══ Data to process

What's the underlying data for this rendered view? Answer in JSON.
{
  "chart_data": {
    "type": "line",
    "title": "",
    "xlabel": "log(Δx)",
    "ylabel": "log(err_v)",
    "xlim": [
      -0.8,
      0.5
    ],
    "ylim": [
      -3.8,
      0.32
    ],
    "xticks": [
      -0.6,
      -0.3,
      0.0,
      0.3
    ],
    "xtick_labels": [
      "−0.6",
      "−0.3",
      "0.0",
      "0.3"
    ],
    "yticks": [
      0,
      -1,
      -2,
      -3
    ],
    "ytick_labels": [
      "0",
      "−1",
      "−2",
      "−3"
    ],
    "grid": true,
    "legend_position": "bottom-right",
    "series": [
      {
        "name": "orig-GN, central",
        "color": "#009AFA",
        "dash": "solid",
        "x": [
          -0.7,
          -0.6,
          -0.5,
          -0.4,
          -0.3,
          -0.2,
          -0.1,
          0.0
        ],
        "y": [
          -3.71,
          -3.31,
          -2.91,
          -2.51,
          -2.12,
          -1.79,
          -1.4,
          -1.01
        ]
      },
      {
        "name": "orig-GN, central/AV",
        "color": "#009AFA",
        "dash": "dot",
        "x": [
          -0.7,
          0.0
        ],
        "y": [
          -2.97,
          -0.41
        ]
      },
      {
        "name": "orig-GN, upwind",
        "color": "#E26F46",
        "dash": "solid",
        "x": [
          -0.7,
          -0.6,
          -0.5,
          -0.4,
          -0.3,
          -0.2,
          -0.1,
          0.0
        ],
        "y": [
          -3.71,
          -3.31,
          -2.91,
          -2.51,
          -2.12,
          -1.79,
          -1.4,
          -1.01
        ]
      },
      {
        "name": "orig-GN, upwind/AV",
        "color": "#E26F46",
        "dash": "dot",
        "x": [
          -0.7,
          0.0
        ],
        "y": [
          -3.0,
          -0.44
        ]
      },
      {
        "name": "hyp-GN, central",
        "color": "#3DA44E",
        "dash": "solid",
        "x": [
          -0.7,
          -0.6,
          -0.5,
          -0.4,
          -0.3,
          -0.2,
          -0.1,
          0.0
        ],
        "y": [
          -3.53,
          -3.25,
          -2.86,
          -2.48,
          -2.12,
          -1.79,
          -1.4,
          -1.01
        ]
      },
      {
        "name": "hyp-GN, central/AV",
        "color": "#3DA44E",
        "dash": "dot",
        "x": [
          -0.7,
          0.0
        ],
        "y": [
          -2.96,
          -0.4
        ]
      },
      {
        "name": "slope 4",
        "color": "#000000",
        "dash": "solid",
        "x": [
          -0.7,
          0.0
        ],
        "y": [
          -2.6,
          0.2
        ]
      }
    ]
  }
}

════

Work instructions :: Gather each line from the listing above that holds "upwind".

Correct response ::
        "name": "orig-GN, upwind",
        "name": "orig-GN, upwind/AV",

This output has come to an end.